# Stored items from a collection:
START
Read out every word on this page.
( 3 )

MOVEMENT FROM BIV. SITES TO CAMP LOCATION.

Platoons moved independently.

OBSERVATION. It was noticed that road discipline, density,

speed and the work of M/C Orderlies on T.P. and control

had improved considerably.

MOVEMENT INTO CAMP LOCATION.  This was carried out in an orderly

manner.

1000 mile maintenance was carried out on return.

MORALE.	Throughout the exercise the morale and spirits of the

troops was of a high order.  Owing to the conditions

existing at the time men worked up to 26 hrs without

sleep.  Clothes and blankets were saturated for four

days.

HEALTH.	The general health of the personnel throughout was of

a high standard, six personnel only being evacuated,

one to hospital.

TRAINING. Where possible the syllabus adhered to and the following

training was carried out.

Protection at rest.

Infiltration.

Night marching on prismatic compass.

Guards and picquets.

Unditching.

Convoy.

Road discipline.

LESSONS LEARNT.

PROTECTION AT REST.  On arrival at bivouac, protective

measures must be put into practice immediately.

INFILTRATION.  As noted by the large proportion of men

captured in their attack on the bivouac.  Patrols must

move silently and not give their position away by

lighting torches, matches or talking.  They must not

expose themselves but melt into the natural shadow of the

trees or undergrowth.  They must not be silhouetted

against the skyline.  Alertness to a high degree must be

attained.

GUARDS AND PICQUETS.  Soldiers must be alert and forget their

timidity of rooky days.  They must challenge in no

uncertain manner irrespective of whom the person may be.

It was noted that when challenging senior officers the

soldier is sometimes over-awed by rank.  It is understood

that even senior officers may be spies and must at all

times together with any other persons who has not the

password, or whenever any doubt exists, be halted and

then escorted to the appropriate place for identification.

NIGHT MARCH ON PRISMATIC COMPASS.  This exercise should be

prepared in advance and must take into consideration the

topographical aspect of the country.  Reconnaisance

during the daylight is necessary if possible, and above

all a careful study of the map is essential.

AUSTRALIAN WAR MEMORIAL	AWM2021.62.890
END
# Exercise instructions:
Give back the data above exactly as it appears.

# Complete response:
Read out every word on this page.
( 3 )

MOVEMENT FROM BIV. SITES TO CAMP LOCATION.

Platoons moved independently.

OBSERVATION. It was noticed that road discipline, density,

speed and the work of M/C Orderlies on T.P. and control

had improved considerably.

MOVEMENT INTO CAMP LOCATION.  This was carried out in an orderly

manner.

1000 mile maintenance was carried out on return.

MORALE.	Throughout the exercise the morale and spirits of the

troops was of a high order.  Owing to the conditions

existing at the time men worked up to 26 hrs without

sleep.  Clothes and blankets were saturated for four

days.

HEALTH.	The general health of the personnel throughout was of

a high standard, six personnel only being evacuated,

one to hospital.

TRAINING. Where possible the syllabus adhered to and the following

training was carried out.

Protection at rest.

Infiltration.

Night marching on prismatic compass.

Guards and picquets.

Unditching.

Convoy.

Road discipline.

LESSONS LEARNT.

PROTECTION AT REST.  On arrival at bivouac, protective

measures must be put into practice immediately.

INFILTRATION.  As noted by the large proportion of men

captured in their attack on the bivouac.  Patrols must

move silently and not give their position away by

lighting torches, matches or talking.  They must not

expose themselves but melt into the natural shadow of the

trees or undergrowth.  They must not be silhouetted

against the skyline.  Alertness to a high degree must be

attained.

GUARDS AND PICQUETS.  Soldiers must be alert and forget their

timidity of rooky days.  They must challenge in no

uncertain manner irrespective of whom the person may be.

It was noted that when challenging senior officers the

soldier is sometimes over-awed by rank.  It is understood

that even senior officers may be spies and must at all

times together with any other persons who has not the

password, or whenever any doubt exists, be halted and

then escorted to the appropriate place for identification.

NIGHT MARCH ON PRISMATIC COMPASS.  This exercise should be

prepared in advance and must take into consideration the

topographical aspect of the country.  Reconnaisance

during the daylight is necessary if possible, and above

all a careful study of the map is essential.

AUSTRALIAN WAR MEMORIAL	AWM2021.62.890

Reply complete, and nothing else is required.